## SUPPLIED DATA:

══════════

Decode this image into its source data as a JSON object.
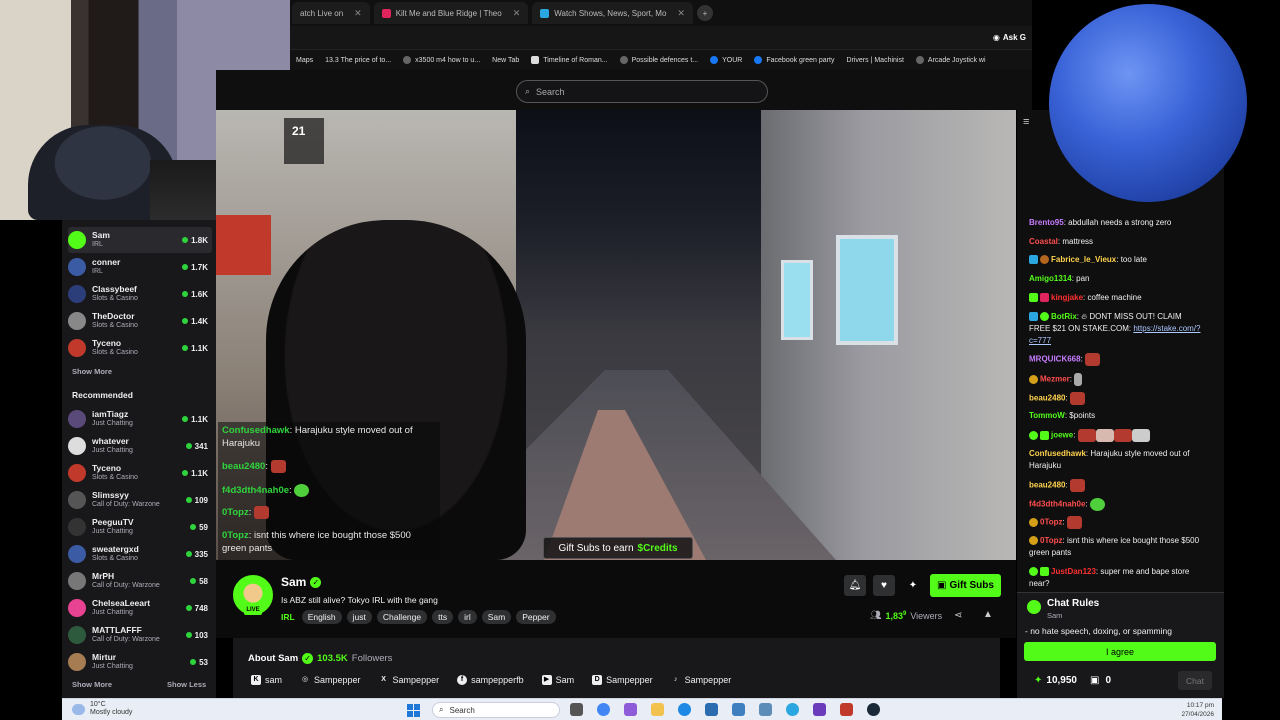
{
  "browser": {
    "tabs": [
      {
        "label": "atch Live on",
        "color": "#53fc18"
      },
      {
        "label": "Kilt Me and Blue Ridge | Theo",
        "color": "#e0245e"
      },
      {
        "label": "Watch Shows, News, Sport, Mo",
        "color": "#2aa7e0"
      }
    ],
    "ask_label": "Ask G",
    "bookmarks": [
      "Maps",
      "13.3 The price of to...",
      "x3500 m4 how to u...",
      "New Tab",
      "Timeline of Roman...",
      "Possible defences t...",
      "YOUR",
      "Facebook green party",
      "Drivers | Machinist",
      "Arcade Joystick wi"
    ]
  },
  "site": {
    "search_placeholder": "Search"
  },
  "sidebar": {
    "following": [
      {
        "name": "Sam",
        "category": "IRL",
        "viewers": "1.8K",
        "color": "#53fc18",
        "active": true
      },
      {
        "name": "conner",
        "category": "IRL",
        "viewers": "1.7K",
        "color": "#3b5ba5"
      },
      {
        "name": "Classybeef",
        "category": "Slots & Casino",
        "viewers": "1.6K",
        "color": "#2c3e7a"
      },
      {
        "name": "TheDoctor",
        "category": "Slots & Casino",
        "viewers": "1.4K",
        "color": "#888888"
      },
      {
        "name": "Tyceno",
        "category": "Slots & Casino",
        "viewers": "1.1K",
        "color": "#c0392b"
      }
    ],
    "show_more": "Show More",
    "recommended_title": "Recommended",
    "recommended": [
      {
        "name": "iamTiagz",
        "category": "Just Chatting",
        "viewers": "1.1K",
        "color": "#5a4a7a"
      },
      {
        "name": "whatever",
        "category": "Just Chatting",
        "viewers": "341",
        "color": "#dddddd"
      },
      {
        "name": "Tyceno",
        "category": "Slots & Casino",
        "viewers": "1.1K",
        "color": "#c0392b"
      },
      {
        "name": "Slimssyy",
        "category": "Call of Duty: Warzone",
        "viewers": "109",
        "color": "#555555"
      },
      {
        "name": "PeeguuTV",
        "category": "Just Chatting",
        "viewers": "59",
        "color": "#333333"
      },
      {
        "name": "sweatergxd",
        "category": "Slots & Casino",
        "viewers": "335",
        "color": "#3b5ba5"
      },
      {
        "name": "MrPH",
        "category": "Call of Duty: Warzone",
        "viewers": "58",
        "color": "#777777"
      },
      {
        "name": "ChelseaLeeart",
        "category": "Just Chatting",
        "viewers": "748",
        "color": "#e84393"
      },
      {
        "name": "MATTLAFFF",
        "category": "Call of Duty: Warzone",
        "viewers": "103",
        "color": "#2d5a3d"
      },
      {
        "name": "Mirtur",
        "category": "Just Chatting",
        "viewers": "53",
        "color": "#a67c52"
      }
    ],
    "show_more_2": "Show More",
    "show_less": "Show Less"
  },
  "video": {
    "clock_fragment": "21",
    "overlay": [
      {
        "user": "Confusedhawk",
        "color": "#2fd43d",
        "text": "Harajuku style moved out of Harajuku"
      },
      {
        "user": "beau2480",
        "color": "#2fd43d",
        "text": ""
      },
      {
        "user": "f4d3dth4nah0e",
        "color": "#2fd43d",
        "text": ""
      },
      {
        "user": "0Topz",
        "color": "#2fd43d",
        "text": ""
      },
      {
        "user": "0Topz",
        "color": "#2fd43d",
        "text": "isnt this where ice bought those $500 green pants"
      }
    ],
    "gift_banner_prefix": "Gift Subs to earn",
    "gift_banner_credits": "$Credits"
  },
  "stream": {
    "streamer": "Sam",
    "live_badge": "LIVE",
    "title": "Is ABZ still alive? Tokyo IRL with the gang",
    "category": "IRL",
    "tags": [
      "English",
      "just",
      "Challenge",
      "tts",
      "irl",
      "Sam",
      "Pepper"
    ],
    "gift_subs_label": "Gift Subs",
    "viewers_count": "1,83",
    "viewers_sup": "9",
    "viewers_label": "Viewers"
  },
  "about": {
    "title": "About Sam",
    "followers": "103.5K",
    "followers_label": "Followers",
    "socials": [
      {
        "icon": "kick-icon",
        "glyph": "K",
        "label": "sam"
      },
      {
        "icon": "instagram-icon",
        "glyph": "◎",
        "label": "Sampepper"
      },
      {
        "icon": "x-icon",
        "glyph": "X",
        "label": "Sampepper"
      },
      {
        "icon": "facebook-icon",
        "glyph": "f",
        "label": "sampepperfb"
      },
      {
        "icon": "youtube-icon",
        "glyph": "▶",
        "label": "Sam"
      },
      {
        "icon": "discord-icon",
        "glyph": "D",
        "label": "Sampepper"
      },
      {
        "icon": "tiktok-icon",
        "glyph": "♪",
        "label": "Sampepper"
      }
    ]
  },
  "chat": {
    "messages": [
      {
        "user": "Brento95",
        "color": "#c77dff",
        "text": "abdullah needs a strong zero"
      },
      {
        "user": "Coastal",
        "color": "#ff4d4d",
        "text": "mattress"
      },
      {
        "user": "Fabrice_le_Vieux",
        "color": "#ffd34e",
        "text": "too late"
      },
      {
        "user": "Amigo1314",
        "color": "#53fc18",
        "text": "pan"
      },
      {
        "user": "kingjake",
        "color": "#ff3030",
        "text": "coffee machine"
      },
      {
        "user": "BotRix",
        "color": "#53fc18",
        "text": "DONT MISS OUT! CLAIM FREE $21 ON STAKE.COM:",
        "link": "https://stake.com/?c=777"
      },
      {
        "user": "MRQUICK668",
        "color": "#c77dff",
        "text": ""
      },
      {
        "user": "Mezmer",
        "color": "#ff4d4d",
        "text": ""
      },
      {
        "user": "beau2480",
        "color": "#ffd34e",
        "text": ""
      },
      {
        "user": "TommoW",
        "color": "#53fc18",
        "text": "$points"
      },
      {
        "user": "joewe",
        "color": "#53fc18",
        "text": ""
      },
      {
        "user": "Confusedhawk",
        "color": "#ffd34e",
        "text": "Harajuku style moved out of Harajuku"
      },
      {
        "user": "beau2480",
        "color": "#ffd34e",
        "text": ""
      },
      {
        "user": "f4d3dth4nah0e",
        "color": "#ff4d4d",
        "text": ""
      },
      {
        "user": "0Topz",
        "color": "#ff4d4d",
        "text": ""
      },
      {
        "user": "0Topz",
        "color": "#ff4d4d",
        "text": "isnt this where ice bought those $500 green pants"
      },
      {
        "user": "JustDan123",
        "color": "#ff3030",
        "text": "super me and bape store near?"
      }
    ],
    "rules_title": "Chat Rules",
    "rules_sub": "Sam",
    "rules_text": "- no hate speech, doxing, or spamming",
    "agree_label": "I agree",
    "points": "10,950",
    "gifts": "0",
    "chat_button": "Chat"
  },
  "taskbar": {
    "temp": "10°C",
    "weather": "Mostly cloudy",
    "search": "Search",
    "time": "10:17 pm",
    "date": "27/04/2026"
  },
  "colors": {
    "accent": "#53fc18",
    "background": "#0b0b0c",
    "panel": "#18181b"
  }
}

══════════

## PROMPT:
Reproduce the data above in full, exactly as it is, with the pictures left out.

## FINAL RESULT:
Decode this image into its source data as a JSON object.
{
  "browser": {
    "tabs": [
      {
        "label": "atch Live on",
        "color": "#53fc18"
      },
      {
        "label": "Kilt Me and Blue Ridge | Theo",
        "color": "#e0245e"
      },
      {
        "label": "Watch Shows, News, Sport, Mo",
        "color": "#2aa7e0"
      }
    ],
    "ask_label": "Ask G",
    "bookmarks": [
      "Maps",
      "13.3 The price of to...",
      "x3500 m4 how to u...",
      "New Tab",
      "Timeline of Roman...",
      "Possible defences t...",
      "YOUR",
      "Facebook green party",
      "Drivers | Machinist",
      "Arcade Joystick wi"
    ]
  },
  "site": {
    "search_placeholder": "Search"
  },
  "sidebar": {
    "following": [
      {
        "name": "Sam",
        "category": "IRL",
        "viewers": "1.8K",
        "color": "#53fc18",
        "active": true
      },
      {
        "name": "conner",
        "category": "IRL",
        "viewers": "1.7K",
        "color": "#3b5ba5"
      },
      {
        "name": "Classybeef",
        "category": "Slots & Casino",
        "viewers": "1.6K",
        "color": "#2c3e7a"
      },
      {
        "name": "TheDoctor",
        "category": "Slots & Casino",
        "viewers": "1.4K",
        "color": "#888888"
      },
      {
        "name": "Tyceno",
        "category": "Slots & Casino",
        "viewers": "1.1K",
        "color": "#c0392b"
      }
    ],
    "show_more": "Show More",
    "recommended_title": "Recommended",
    "recommended": [
      {
        "name": "iamTiagz",
        "category": "Just Chatting",
        "viewers": "1.1K",
        "color": "#5a4a7a"
      },
      {
        "name": "whatever",
        "category": "Just Chatting",
        "viewers": "341",
        "color": "#dddddd"
      },
      {
        "name": "Tyceno",
        "category": "Slots & Casino",
        "viewers": "1.1K",
        "color": "#c0392b"
      },
      {
        "name": "Slimssyy",
        "category": "Call of Duty: Warzone",
        "viewers": "109",
        "color": "#555555"
      },
      {
        "name": "PeeguuTV",
        "category": "Just Chatting",
        "viewers": "59",
        "color": "#333333"
      },
      {
        "name": "sweatergxd",
        "category": "Slots & Casino",
        "viewers": "335",
        "color": "#3b5ba5"
      },
      {
        "name": "MrPH",
        "category": "Call of Duty: Warzone",
        "viewers": "58",
        "color": "#777777"
      },
      {
        "name": "ChelseaLeeart",
        "category": "Just Chatting",
        "viewers": "748",
        "color": "#e84393"
      },
      {
        "name": "MATTLAFFF",
        "category": "Call of Duty: Warzone",
        "viewers": "103",
        "color": "#2d5a3d"
      },
      {
        "name": "Mirtur",
        "category": "Just Chatting",
        "viewers": "53",
        "color": "#a67c52"
      }
    ],
    "show_more_2": "Show More",
    "show_less": "Show Less"
  },
  "video": {
    "clock_fragment": "21",
    "overlay": [
      {
        "user": "Confusedhawk",
        "color": "#2fd43d",
        "text": "Harajuku style moved out of Harajuku"
      },
      {
        "user": "beau2480",
        "color": "#2fd43d",
        "text": ""
      },
      {
        "user": "f4d3dth4nah0e",
        "color": "#2fd43d",
        "text": ""
      },
      {
        "user": "0Topz",
        "color": "#2fd43d",
        "text": ""
      },
      {
        "user": "0Topz",
        "color": "#2fd43d",
        "text": "isnt this where ice bought those $500 green pants"
      }
    ],
    "gift_banner_prefix": "Gift Subs to earn",
    "gift_banner_credits": "$Credits"
  },
  "stream": {
    "streamer": "Sam",
    "live_badge": "LIVE",
    "title": "Is ABZ still alive? Tokyo IRL with the gang",
    "category": "IRL",
    "tags": [
      "English",
      "just",
      "Challenge",
      "tts",
      "irl",
      "Sam",
      "Pepper"
    ],
    "gift_subs_label": "Gift Subs",
    "viewers_count": "1,83",
    "viewers_sup": "9",
    "viewers_label": "Viewers"
  },
  "about": {
    "title": "About Sam",
    "followers": "103.5K",
    "followers_label": "Followers",
    "socials": [
      {
        "icon": "kick-icon",
        "glyph": "K",
        "label": "sam"
      },
      {
        "icon": "instagram-icon",
        "glyph": "◎",
        "label": "Sampepper"
      },
      {
        "icon": "x-icon",
        "glyph": "X",
        "label": "Sampepper"
      },
      {
        "icon": "facebook-icon",
        "glyph": "f",
        "label": "sampepperfb"
      },
      {
        "icon": "youtube-icon",
        "glyph": "▶",
        "label": "Sam"
      },
      {
        "icon": "discord-icon",
        "glyph": "D",
        "label": "Sampepper"
      },
      {
        "icon": "tiktok-icon",
        "glyph": "♪",
        "label": "Sampepper"
      }
    ]
  },
  "chat": {
    "messages": [
      {
        "user": "Brento95",
        "color": "#c77dff",
        "text": "abdullah needs a strong zero"
      },
      {
        "user": "Coastal",
        "color": "#ff4d4d",
        "text": "mattress"
      },
      {
        "user": "Fabrice_le_Vieux",
        "color": "#ffd34e",
        "text": "too late"
      },
      {
        "user": "Amigo1314",
        "color": "#53fc18",
        "text": "pan"
      },
      {
        "user": "kingjake",
        "color": "#ff3030",
        "text": "coffee machine"
      },
      {
        "user": "BotRix",
        "color": "#53fc18",
        "text": "DONT MISS OUT! CLAIM FREE $21 ON STAKE.COM:",
        "link": "https://stake.com/?c=777"
      },
      {
        "user": "MRQUICK668",
        "color": "#c77dff",
        "text": ""
      },
      {
        "user": "Mezmer",
        "color": "#ff4d4d",
        "text": ""
      },
      {
        "user": "beau2480",
        "color": "#ffd34e",
        "text": ""
      },
      {
        "user": "TommoW",
        "color": "#53fc18",
        "text": "$points"
      },
      {
        "user": "joewe",
        "color": "#53fc18",
        "text": ""
      },
      {
        "user": "Confusedhawk",
        "color": "#ffd34e",
        "text": "Harajuku style moved out of Harajuku"
      },
      {
        "user": "beau2480",
        "color": "#ffd34e",
        "text": ""
      },
      {
        "user": "f4d3dth4nah0e",
        "color": "#ff4d4d",
        "text": ""
      },
      {
        "user": "0Topz",
        "color": "#ff4d4d",
        "text": ""
      },
      {
        "user": "0Topz",
        "color": "#ff4d4d",
        "text": "isnt this where ice bought those $500 green pants"
      },
      {
        "user": "JustDan123",
        "color": "#ff3030",
        "text": "super me and bape store near?"
      }
    ],
    "rules_title": "Chat Rules",
    "rules_sub": "Sam",
    "rules_text": "- no hate speech, doxing, or spamming",
    "agree_label": "I agree",
    "points": "10,950",
    "gifts": "0",
    "chat_button": "Chat"
  },
  "taskbar": {
    "temp": "10°C",
    "weather": "Mostly cloudy",
    "search": "Search",
    "time": "10:17 pm",
    "date": "27/04/2026"
  },
  "colors": {
    "accent": "#53fc18",
    "background": "#0b0b0c",
    "panel": "#18181b"
  }
}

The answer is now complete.